[BEGIN Task data]

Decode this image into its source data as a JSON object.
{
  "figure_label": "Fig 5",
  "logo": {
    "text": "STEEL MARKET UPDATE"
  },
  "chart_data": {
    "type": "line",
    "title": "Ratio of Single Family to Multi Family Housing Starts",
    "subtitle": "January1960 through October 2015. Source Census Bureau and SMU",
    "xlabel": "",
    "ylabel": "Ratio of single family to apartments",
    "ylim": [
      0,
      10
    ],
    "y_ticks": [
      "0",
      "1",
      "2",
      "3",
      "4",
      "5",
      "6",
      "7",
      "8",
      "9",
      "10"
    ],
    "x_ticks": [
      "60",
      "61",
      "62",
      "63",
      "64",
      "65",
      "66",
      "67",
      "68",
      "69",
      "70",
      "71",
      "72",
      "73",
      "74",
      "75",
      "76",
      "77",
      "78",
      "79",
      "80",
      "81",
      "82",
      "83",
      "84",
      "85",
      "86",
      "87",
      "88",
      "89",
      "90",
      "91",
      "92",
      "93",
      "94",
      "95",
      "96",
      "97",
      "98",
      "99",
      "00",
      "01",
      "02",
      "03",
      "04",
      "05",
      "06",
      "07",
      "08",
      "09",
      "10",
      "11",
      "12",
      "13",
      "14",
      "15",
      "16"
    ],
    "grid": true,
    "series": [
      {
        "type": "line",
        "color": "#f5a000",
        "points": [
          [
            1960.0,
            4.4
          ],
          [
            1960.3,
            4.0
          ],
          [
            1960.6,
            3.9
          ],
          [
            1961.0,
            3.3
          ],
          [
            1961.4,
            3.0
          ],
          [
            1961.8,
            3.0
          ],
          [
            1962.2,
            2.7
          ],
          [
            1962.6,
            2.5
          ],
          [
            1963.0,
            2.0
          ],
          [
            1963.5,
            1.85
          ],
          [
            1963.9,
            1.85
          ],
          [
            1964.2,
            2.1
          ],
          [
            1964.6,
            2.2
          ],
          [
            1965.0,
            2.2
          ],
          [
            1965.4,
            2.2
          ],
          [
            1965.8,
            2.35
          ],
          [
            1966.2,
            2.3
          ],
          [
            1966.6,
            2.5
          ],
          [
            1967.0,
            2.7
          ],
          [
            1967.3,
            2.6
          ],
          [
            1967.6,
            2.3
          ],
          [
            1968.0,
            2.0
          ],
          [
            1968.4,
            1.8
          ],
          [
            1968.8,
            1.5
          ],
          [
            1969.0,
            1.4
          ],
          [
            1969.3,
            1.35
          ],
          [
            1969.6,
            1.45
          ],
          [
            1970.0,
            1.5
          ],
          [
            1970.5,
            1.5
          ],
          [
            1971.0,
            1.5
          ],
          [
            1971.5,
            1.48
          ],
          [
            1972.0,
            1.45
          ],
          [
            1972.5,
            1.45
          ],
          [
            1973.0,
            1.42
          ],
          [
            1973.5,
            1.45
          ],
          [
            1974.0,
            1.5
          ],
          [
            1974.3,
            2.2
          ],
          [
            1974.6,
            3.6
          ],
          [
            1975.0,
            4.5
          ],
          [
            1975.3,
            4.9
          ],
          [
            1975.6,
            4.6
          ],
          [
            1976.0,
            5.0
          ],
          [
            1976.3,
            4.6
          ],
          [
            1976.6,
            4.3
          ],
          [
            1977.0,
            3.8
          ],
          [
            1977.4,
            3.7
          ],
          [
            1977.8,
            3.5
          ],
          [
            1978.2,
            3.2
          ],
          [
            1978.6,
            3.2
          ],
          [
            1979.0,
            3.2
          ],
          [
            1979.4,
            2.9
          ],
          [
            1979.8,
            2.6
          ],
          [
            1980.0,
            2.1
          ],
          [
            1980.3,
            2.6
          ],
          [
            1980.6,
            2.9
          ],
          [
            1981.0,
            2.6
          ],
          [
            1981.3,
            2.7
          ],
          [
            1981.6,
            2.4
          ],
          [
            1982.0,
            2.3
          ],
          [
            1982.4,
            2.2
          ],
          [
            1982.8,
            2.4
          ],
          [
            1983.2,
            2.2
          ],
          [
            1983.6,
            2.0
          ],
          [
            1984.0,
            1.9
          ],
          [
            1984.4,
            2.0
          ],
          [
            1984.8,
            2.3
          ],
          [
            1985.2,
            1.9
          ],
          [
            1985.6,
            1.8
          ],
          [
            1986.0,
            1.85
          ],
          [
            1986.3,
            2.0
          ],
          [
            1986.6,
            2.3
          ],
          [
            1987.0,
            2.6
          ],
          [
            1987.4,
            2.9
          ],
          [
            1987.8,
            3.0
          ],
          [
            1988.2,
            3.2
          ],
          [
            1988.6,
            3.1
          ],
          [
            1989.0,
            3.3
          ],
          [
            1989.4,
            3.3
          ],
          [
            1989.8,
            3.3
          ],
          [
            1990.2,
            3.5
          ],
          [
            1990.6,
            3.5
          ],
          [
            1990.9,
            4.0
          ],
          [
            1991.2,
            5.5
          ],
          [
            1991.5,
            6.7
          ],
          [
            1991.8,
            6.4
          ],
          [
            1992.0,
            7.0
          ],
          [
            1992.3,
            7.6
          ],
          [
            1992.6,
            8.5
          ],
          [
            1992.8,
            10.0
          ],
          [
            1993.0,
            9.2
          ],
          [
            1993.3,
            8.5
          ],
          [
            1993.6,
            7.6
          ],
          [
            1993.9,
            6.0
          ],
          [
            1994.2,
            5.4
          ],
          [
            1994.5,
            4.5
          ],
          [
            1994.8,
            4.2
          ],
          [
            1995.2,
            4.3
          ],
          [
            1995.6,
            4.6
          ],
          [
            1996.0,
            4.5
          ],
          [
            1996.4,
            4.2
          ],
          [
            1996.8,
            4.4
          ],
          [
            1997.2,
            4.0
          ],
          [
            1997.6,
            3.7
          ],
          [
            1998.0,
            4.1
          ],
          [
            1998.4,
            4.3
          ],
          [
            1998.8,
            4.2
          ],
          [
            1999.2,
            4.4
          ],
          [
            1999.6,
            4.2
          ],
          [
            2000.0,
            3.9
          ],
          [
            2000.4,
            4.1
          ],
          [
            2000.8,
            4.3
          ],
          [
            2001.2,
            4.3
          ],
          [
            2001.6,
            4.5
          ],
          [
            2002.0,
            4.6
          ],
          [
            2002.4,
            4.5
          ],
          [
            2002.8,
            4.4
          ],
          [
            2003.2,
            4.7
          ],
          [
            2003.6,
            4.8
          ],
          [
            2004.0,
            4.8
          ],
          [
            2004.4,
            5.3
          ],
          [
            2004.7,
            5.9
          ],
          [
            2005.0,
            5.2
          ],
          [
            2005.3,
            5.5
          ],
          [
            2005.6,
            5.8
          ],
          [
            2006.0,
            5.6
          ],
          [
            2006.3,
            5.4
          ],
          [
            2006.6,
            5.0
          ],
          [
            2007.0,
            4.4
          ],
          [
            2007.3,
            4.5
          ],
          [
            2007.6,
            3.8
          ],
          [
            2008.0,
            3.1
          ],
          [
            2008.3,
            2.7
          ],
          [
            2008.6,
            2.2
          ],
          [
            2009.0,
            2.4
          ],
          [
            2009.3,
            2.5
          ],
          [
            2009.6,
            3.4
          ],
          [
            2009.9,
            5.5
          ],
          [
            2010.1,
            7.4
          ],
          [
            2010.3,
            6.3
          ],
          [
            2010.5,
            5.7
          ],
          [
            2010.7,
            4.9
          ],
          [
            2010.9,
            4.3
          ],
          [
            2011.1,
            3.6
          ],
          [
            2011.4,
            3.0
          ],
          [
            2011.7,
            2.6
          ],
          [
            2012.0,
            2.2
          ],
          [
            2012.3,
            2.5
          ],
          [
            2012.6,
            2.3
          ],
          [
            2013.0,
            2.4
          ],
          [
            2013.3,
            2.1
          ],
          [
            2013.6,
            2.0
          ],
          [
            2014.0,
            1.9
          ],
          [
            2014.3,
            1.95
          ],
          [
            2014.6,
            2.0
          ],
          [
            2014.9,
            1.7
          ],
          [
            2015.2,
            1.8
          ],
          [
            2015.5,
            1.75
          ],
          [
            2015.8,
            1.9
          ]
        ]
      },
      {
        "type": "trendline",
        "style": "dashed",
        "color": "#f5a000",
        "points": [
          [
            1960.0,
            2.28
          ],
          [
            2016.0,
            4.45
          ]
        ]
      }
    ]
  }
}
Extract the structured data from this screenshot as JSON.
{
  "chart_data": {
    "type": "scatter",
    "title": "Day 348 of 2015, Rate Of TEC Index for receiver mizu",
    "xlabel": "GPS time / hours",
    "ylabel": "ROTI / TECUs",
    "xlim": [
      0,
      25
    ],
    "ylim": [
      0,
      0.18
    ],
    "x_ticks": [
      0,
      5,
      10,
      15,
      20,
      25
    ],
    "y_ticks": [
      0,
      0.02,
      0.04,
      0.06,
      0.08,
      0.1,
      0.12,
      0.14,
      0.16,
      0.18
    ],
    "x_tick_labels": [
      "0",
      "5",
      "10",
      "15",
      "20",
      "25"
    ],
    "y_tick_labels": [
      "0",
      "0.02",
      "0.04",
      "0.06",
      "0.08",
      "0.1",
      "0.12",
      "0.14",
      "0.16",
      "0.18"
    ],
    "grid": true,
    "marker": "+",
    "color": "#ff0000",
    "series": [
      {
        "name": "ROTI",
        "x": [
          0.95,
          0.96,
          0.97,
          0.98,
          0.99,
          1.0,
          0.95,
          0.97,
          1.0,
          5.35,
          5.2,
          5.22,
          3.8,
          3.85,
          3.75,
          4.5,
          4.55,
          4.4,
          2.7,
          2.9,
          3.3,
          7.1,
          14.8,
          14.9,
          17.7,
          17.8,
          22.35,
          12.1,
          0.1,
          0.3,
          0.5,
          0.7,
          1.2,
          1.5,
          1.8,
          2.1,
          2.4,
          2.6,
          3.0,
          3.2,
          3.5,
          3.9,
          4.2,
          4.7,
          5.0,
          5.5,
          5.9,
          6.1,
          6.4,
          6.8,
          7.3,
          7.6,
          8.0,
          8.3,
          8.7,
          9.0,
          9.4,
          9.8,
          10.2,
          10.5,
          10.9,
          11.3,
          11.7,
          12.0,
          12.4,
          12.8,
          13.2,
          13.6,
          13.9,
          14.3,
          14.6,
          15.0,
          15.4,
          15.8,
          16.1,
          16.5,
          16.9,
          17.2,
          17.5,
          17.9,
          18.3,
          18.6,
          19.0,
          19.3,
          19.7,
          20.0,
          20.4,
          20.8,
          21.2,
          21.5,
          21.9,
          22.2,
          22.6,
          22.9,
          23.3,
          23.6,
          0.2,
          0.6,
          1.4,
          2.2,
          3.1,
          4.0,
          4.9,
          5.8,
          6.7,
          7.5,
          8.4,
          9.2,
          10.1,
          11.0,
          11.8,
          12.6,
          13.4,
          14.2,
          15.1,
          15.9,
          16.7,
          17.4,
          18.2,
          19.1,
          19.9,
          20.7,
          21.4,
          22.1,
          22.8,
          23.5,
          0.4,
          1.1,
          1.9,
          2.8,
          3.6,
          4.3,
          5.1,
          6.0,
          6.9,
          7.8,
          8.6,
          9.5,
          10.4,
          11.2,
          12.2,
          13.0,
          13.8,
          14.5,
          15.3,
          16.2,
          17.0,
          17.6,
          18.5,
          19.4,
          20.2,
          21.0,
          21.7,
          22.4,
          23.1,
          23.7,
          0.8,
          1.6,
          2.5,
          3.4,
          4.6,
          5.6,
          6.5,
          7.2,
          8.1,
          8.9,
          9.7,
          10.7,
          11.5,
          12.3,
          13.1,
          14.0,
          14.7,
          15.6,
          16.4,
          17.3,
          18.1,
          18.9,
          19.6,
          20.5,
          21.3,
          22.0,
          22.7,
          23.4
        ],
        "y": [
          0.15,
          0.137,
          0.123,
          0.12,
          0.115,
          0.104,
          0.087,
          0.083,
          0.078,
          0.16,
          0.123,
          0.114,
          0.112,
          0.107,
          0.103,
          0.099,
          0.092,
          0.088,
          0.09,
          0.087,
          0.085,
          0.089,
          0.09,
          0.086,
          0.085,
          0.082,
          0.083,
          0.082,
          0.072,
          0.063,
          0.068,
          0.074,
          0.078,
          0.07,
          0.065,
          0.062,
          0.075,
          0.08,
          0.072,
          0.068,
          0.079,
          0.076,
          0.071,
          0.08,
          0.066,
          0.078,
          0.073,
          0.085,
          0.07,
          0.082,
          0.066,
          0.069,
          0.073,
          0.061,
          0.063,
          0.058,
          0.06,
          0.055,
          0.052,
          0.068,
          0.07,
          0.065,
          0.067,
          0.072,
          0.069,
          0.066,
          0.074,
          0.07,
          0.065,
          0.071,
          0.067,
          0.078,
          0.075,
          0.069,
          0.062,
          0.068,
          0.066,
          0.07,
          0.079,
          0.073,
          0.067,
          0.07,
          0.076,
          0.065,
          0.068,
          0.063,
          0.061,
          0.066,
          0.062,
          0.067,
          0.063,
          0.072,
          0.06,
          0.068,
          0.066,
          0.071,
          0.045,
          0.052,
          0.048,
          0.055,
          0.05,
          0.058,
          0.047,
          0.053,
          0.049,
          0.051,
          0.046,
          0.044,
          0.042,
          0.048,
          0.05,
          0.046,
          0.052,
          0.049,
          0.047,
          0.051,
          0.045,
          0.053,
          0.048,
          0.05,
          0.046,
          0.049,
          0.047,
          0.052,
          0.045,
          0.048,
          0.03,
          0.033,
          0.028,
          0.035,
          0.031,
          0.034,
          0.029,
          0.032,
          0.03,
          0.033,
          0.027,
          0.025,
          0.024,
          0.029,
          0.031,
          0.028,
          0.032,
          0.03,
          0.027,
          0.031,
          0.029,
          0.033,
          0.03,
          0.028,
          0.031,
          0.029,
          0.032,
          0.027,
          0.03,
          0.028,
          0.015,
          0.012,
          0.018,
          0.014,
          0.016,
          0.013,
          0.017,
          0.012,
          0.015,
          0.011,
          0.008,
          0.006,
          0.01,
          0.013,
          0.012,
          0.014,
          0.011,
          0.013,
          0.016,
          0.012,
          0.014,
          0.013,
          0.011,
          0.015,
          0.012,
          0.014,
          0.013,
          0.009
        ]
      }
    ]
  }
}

[END Task data]

Task objective: In the entries above, identify each line that includes the string "JSON", then copy it.

Right answer:
Decode this image into its source data as a JSON object.
Extract the structured data from this screenshot as JSON.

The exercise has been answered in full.